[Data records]
------------------------

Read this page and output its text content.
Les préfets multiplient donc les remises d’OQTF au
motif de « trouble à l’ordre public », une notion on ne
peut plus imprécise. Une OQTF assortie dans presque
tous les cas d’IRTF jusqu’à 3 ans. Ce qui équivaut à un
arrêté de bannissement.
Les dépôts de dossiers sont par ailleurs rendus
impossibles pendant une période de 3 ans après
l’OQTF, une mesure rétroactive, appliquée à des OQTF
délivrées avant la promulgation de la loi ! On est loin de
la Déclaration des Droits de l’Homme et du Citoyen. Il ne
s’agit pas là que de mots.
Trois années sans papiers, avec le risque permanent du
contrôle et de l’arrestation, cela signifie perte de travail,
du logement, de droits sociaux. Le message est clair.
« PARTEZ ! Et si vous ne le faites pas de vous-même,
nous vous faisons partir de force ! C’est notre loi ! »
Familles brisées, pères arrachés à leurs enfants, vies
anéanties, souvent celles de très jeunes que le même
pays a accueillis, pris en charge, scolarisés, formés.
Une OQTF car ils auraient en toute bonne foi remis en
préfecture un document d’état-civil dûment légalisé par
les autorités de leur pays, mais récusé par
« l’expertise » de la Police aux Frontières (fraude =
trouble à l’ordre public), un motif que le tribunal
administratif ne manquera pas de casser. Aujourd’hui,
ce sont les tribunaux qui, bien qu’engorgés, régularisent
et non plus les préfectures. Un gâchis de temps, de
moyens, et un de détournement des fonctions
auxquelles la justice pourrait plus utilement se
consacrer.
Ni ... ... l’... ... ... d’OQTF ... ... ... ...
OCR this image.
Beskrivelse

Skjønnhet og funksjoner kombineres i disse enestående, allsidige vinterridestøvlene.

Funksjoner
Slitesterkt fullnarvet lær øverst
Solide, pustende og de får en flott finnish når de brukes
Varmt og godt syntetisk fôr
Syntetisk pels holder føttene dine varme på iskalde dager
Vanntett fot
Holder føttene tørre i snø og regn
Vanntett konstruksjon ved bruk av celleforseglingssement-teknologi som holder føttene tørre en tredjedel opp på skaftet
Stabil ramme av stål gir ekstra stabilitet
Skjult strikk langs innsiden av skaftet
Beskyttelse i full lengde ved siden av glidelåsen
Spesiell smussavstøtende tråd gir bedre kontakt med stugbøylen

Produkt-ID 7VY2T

------------------------

## [Work to complete]
All of the data needs to be printed once more, exactly.

## [Answer to this exercise]
Read this page and output its text content.
Les préfets multiplient donc les remises d’OQTF au
motif de « trouble à l’ordre public », une notion on ne
peut plus imprécise. Une OQTF assortie dans presque
tous les cas d’IRTF jusqu’à 3 ans. Ce qui équivaut à un
arrêté de bannissement.
Les dépôts de dossiers sont par ailleurs rendus
impossibles pendant une période de 3 ans après
l’OQTF, une mesure rétroactive, appliquée à des OQTF
délivrées avant la promulgation de la loi ! On est loin de
la Déclaration des Droits de l’Homme et du Citoyen. Il ne
s’agit pas là que de mots.
Trois années sans papiers, avec le risque permanent du
contrôle et de l’arrestation, cela signifie perte de travail,
du logement, de droits sociaux. Le message est clair.
« PARTEZ ! Et si vous ne le faites pas de vous-même,
nous vous faisons partir de force ! C’est notre loi ! »
Familles brisées, pères arrachés à leurs enfants, vies
anéanties, souvent celles de très jeunes que le même
pays a accueillis, pris en charge, scolarisés, formés.
Une OQTF car ils auraient en toute bonne foi remis en
préfecture un document d’état-civil dûment légalisé par
les autorités de leur pays, mais récusé par
« l’expertise » de la Police aux Frontières (fraude =
trouble à l’ordre public), un motif que le tribunal
administratif ne manquera pas de casser. Aujourd’hui,
ce sont les tribunaux qui, bien qu’engorgés, régularisent
et non plus les préfectures. Un gâchis de temps, de
moyens, et un de détournement des fonctions
auxquelles la justice pourrait plus utilement se
consacrer.
Ni ... ... l’... ... ... d’OQTF ... ... ... ...
OCR this image.
Beskrivelse

Skjønnhet og funksjoner kombineres i disse enestående, allsidige vinterridestøvlene.

Funksjoner
Slitesterkt fullnarvet lær øverst
Solide, pustende og de får en flott finnish når de brukes
Varmt og godt syntetisk fôr
Syntetisk pels holder føttene dine varme på iskalde dager
Vanntett fot
Holder føttene tørre i snø og regn
Vanntett konstruksjon ved bruk av celleforseglingssement-teknologi som holder føttene tørre en tredjedel opp på skaftet
Stabil ramme av stål gir ekstra stabilitet
Skjult strikk langs innsiden av skaftet
Beskyttelse i full lengde ved siden av glidelåsen
Spesiell smussavstøtende tråd gir bedre kontakt med stugbøylen

Produkt-ID 7VY2T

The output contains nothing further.